* [Supplied material]
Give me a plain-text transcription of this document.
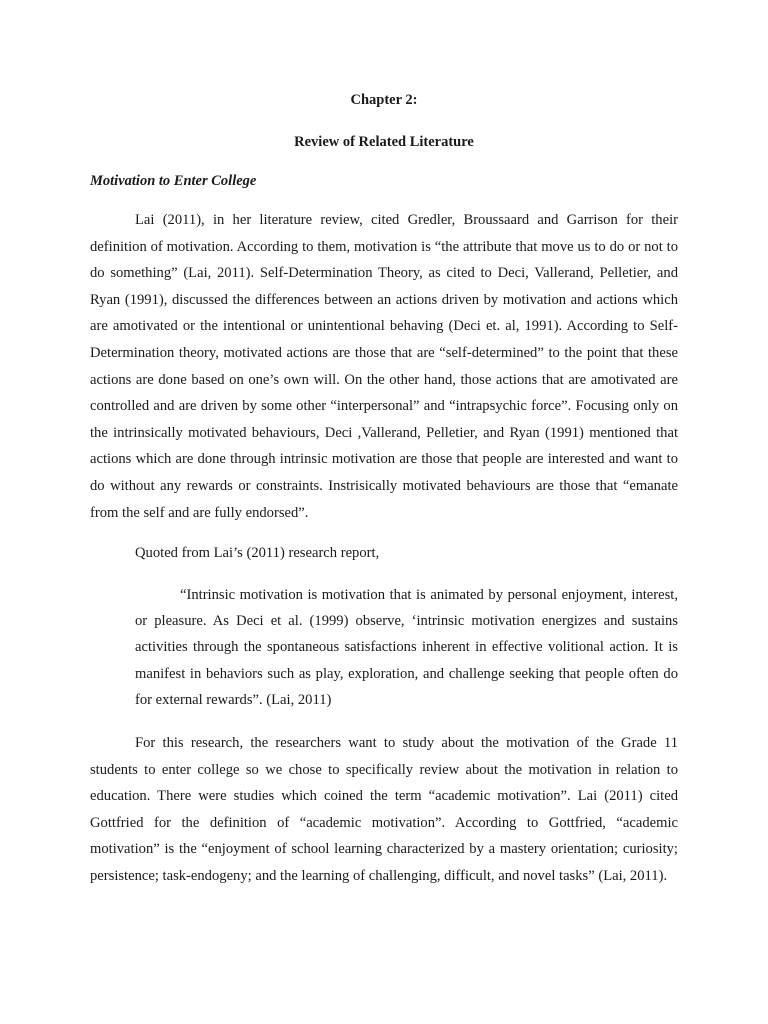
Chapter 2:
Review of Related Literature
Motivation to Enter College

Lai (2011), in her literature review, cited Gredler, Broussaard and Garrison for their definition of motivation. According to them, motivation is “the attribute that move us to do or not to do something” (Lai, 2011). Self-Determination Theory, as cited to Deci, Vallerand, Pelletier, and Ryan (1991), discussed the differences between an actions driven by motivation and actions which are amotivated or the intentional or unintentional behaving (Deci et. al, 1991). According to Self-Determination theory, motivated actions are those that are “self-determined” to the point that these actions are done based on one’s own will. On the other hand, those actions that are amotivated are controlled and are driven by some other “interpersonal” and “intrapsychic force”. Focusing only on the intrinsically motivated behaviours, Deci ,Vallerand, Pelletier, and Ryan (1991) mentioned that actions which are done through intrinsic motivation are those that people are interested and want to do without any rewards or constraints. Instrisically motivated behaviours are those that “emanate from the self and are fully endorsed”.

Quoted from Lai’s (2011) research report,

“Intrinsic motivation is motivation that is animated by personal enjoyment, interest, or pleasure. As Deci et al. (1999) observe, ‘intrinsic motivation energizes and sustains activities through the spontaneous satisfactions inherent in effective volitional action. It is manifest in behaviors such as play, exploration, and challenge seeking that people often do for external rewards”. (Lai, 2011)

For this research, the researchers want to study about the motivation of the Grade 11 students to enter college so we chose to specifically review about the motivation in relation to education. There were studies which coined the term “academic motivation”. Lai (2011) cited Gottfried for the definition of “academic motivation”. According to Gottfried, “academic motivation” is the “enjoyment of school learning characterized by a mastery orientation; curiosity; persistence; task-endogeny; and the learning of challenging, difficult, and novel tasks” (Lai, 2011).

* [Description of the task] Except for the pictures, copy the material above exactly.

* [Solution]
Give me a plain-text transcription of this document.
Chapter 2:
Review of Related Literature
Motivation to Enter College

Lai (2011), in her literature review, cited Gredler, Broussaard and Garrison for their definition of motivation. According to them, motivation is “the attribute that move us to do or not to do something” (Lai, 2011). Self-Determination Theory, as cited to Deci, Vallerand, Pelletier, and Ryan (1991), discussed the differences between an actions driven by motivation and actions which are amotivated or the intentional or unintentional behaving (Deci et. al, 1991). According to Self-Determination theory, motivated actions are those that are “self-determined” to the point that these actions are done based on one’s own will. On the other hand, those actions that are amotivated are controlled and are driven by some other “interpersonal” and “intrapsychic force”. Focusing only on the intrinsically motivated behaviours, Deci ,Vallerand, Pelletier, and Ryan (1991) mentioned that actions which are done through intrinsic motivation are those that people are interested and want to do without any rewards or constraints. Instrisically motivated behaviours are those that “emanate from the self and are fully endorsed”.

Quoted from Lai’s (2011) research report,

“Intrinsic motivation is motivation that is animated by personal enjoyment, interest, or pleasure. As Deci et al. (1999) observe, ‘intrinsic motivation energizes and sustains activities through the spontaneous satisfactions inherent in effective volitional action. It is manifest in behaviors such as play, exploration, and challenge seeking that people often do for external rewards”. (Lai, 2011)

For this research, the researchers want to study about the motivation of the Grade 11 students to enter college so we chose to specifically review about the motivation in relation to education. There were studies which coined the term “academic motivation”. Lai (2011) cited Gottfried for the definition of “academic motivation”. According to Gottfried, “academic motivation” is the “enjoyment of school learning characterized by a mastery orientation; curiosity; persistence; task-endogeny; and the learning of challenging, difficult, and novel tasks” (Lai, 2011).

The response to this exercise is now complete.